▶ Exercise goal:
How many lines in the listing below include the word "name"? Answer with the number and nothing else.

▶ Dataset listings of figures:
===

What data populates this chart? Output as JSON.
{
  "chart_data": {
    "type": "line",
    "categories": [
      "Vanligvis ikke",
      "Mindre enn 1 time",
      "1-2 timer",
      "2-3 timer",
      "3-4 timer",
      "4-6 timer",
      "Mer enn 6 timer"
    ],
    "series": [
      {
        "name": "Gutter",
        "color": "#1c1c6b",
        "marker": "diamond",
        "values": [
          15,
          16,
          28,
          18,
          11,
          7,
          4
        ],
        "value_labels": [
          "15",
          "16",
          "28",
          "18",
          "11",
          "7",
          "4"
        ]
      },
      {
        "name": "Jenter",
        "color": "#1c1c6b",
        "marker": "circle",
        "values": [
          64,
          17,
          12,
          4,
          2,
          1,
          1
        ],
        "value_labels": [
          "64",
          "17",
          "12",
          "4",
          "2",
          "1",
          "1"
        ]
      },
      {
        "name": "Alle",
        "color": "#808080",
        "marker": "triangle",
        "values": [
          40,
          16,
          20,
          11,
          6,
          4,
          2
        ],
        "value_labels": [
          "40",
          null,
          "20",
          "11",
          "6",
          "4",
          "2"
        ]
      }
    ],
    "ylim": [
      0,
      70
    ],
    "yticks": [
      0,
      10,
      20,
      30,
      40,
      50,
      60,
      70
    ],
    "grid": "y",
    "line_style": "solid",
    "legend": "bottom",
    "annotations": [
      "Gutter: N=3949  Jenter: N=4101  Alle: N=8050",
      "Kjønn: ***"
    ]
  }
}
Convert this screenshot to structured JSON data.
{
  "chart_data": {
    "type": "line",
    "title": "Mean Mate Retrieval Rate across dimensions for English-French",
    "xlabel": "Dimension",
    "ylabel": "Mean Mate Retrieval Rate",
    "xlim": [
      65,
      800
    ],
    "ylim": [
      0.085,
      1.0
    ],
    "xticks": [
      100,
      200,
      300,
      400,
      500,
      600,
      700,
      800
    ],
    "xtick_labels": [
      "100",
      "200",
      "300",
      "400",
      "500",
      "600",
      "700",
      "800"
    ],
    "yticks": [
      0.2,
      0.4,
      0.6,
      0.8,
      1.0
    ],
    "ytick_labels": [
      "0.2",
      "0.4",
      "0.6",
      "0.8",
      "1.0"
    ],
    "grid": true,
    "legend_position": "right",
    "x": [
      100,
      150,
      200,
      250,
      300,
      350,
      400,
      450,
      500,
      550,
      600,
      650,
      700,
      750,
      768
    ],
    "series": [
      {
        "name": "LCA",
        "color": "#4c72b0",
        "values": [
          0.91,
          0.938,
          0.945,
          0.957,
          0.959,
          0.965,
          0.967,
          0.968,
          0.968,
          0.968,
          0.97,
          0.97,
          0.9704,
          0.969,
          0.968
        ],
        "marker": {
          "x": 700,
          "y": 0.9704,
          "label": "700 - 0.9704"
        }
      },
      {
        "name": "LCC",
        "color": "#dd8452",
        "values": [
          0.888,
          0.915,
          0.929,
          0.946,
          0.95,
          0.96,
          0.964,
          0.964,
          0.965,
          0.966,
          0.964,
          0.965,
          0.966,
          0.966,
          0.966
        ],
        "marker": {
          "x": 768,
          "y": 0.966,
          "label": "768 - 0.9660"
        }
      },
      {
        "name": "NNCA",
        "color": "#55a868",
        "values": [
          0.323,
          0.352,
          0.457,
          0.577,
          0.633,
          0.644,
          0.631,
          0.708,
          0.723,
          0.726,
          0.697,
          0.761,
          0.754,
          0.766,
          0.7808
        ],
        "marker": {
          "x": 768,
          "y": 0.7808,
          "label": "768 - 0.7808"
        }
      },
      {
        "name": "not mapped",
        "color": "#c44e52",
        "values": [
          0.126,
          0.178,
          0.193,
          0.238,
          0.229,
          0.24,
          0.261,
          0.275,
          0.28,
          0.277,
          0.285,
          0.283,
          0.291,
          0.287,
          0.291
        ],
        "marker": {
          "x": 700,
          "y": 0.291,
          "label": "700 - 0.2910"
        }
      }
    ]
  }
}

===

▶ Response for this exercise:
7